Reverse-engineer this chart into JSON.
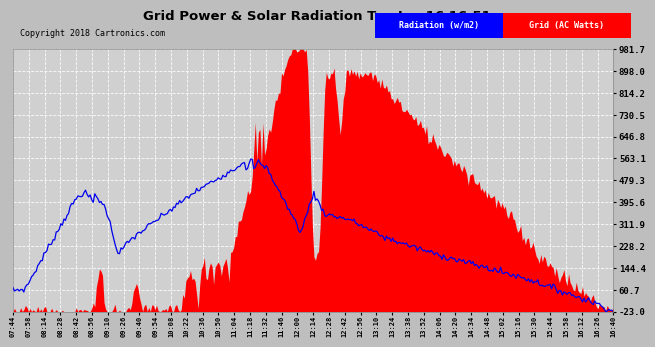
{
  "title": "Grid Power & Solar Radiation Tue Jan 16 16:51",
  "copyright": "Copyright 2018 Cartronics.com",
  "legend_radiation": "Radiation (w/m2)",
  "legend_grid": "Grid (AC Watts)",
  "yticks": [
    981.7,
    898.0,
    814.2,
    730.5,
    646.8,
    563.1,
    479.3,
    395.6,
    311.9,
    228.2,
    144.4,
    60.7,
    -23.0
  ],
  "ylim": [
    -23.0,
    981.7
  ],
  "fig_bg": "#c0c0c0",
  "plot_bg": "#d8d8d8",
  "grid_color": "white",
  "radiation_color": "#0000ee",
  "grid_fill_color": "red",
  "xtick_labels": [
    "07:44",
    "07:58",
    "08:14",
    "08:28",
    "08:42",
    "08:56",
    "09:10",
    "09:26",
    "09:40",
    "09:54",
    "10:08",
    "10:22",
    "10:36",
    "10:50",
    "11:04",
    "11:18",
    "11:32",
    "11:46",
    "12:00",
    "12:14",
    "12:28",
    "12:42",
    "12:56",
    "13:10",
    "13:24",
    "13:38",
    "13:52",
    "14:06",
    "14:20",
    "14:34",
    "14:48",
    "15:02",
    "15:16",
    "15:30",
    "15:44",
    "15:58",
    "16:12",
    "16:26",
    "16:40"
  ],
  "n_points": 390
}
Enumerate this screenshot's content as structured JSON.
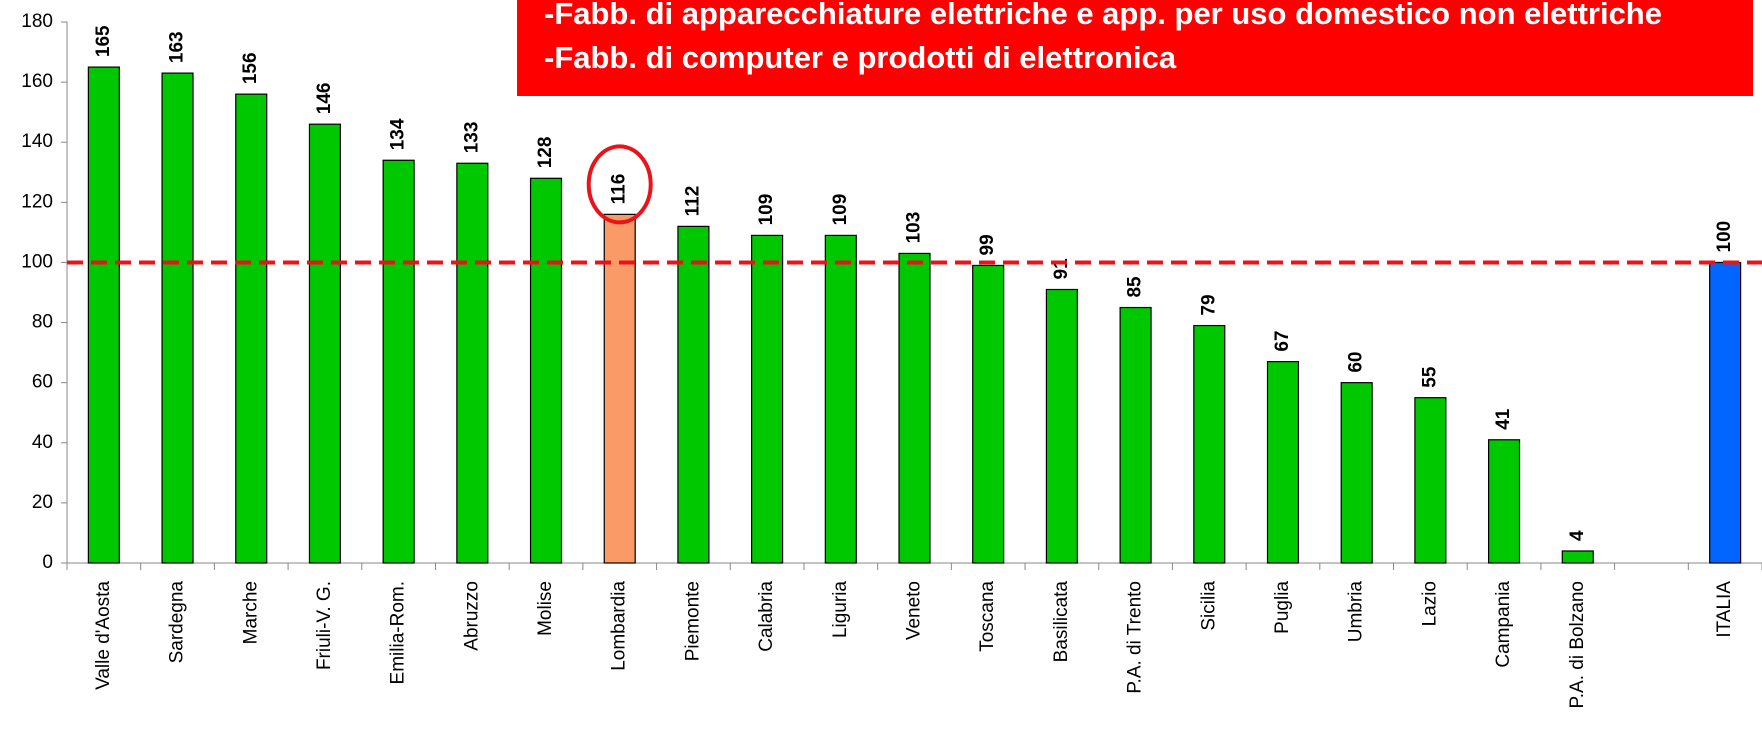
{
  "chart_data": {
    "type": "bar",
    "annotations": [
      "-Fabb. di apparecchiature elettriche e app. per uso domestico non elettriche",
      "-Fabb. di computer e prodotti di elettronica"
    ],
    "categories": [
      "Valle d'Aosta",
      "Sardegna",
      "Marche",
      "Friuli-V. G.",
      "Emilia-Rom.",
      "Abruzzo",
      "Molise",
      "Lombardia",
      "Piemonte",
      "Calabria",
      "Liguria",
      "Veneto",
      "Toscana",
      "Basilicata",
      "P.A. di Trento",
      "Sicilia",
      "Puglia",
      "Umbria",
      "Lazio",
      "Campania",
      "P.A. di Bolzano",
      null,
      "ITALIA"
    ],
    "values": [
      165,
      163,
      156,
      146,
      134,
      133,
      128,
      116,
      112,
      109,
      109,
      103,
      99,
      91,
      85,
      79,
      67,
      60,
      55,
      41,
      4,
      null,
      100
    ],
    "colors": [
      "#00c800",
      "#00c800",
      "#00c800",
      "#00c800",
      "#00c800",
      "#00c800",
      "#00c800",
      "#fa9a66",
      "#00c800",
      "#00c800",
      "#00c800",
      "#00c800",
      "#00c800",
      "#00c800",
      "#00c800",
      "#00c800",
      "#00c800",
      "#00c800",
      "#00c800",
      "#00c800",
      "#00c800",
      null,
      "#0066ff"
    ],
    "highlight": "Lombardia",
    "reference_line": 100,
    "reference_color": "#e8141a",
    "ylim": [
      0,
      180
    ],
    "yticks": [
      0,
      20,
      40,
      60,
      80,
      100,
      120,
      140,
      160,
      180
    ]
  }
}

Problem requirements → Go through the listing above and list every line that has the word "Fabb".

Task answer →
      "-Fabb. di apparecchiature elettriche e app. per uso domestico non elettriche",
      "-Fabb. di computer e prodotti di elettronica"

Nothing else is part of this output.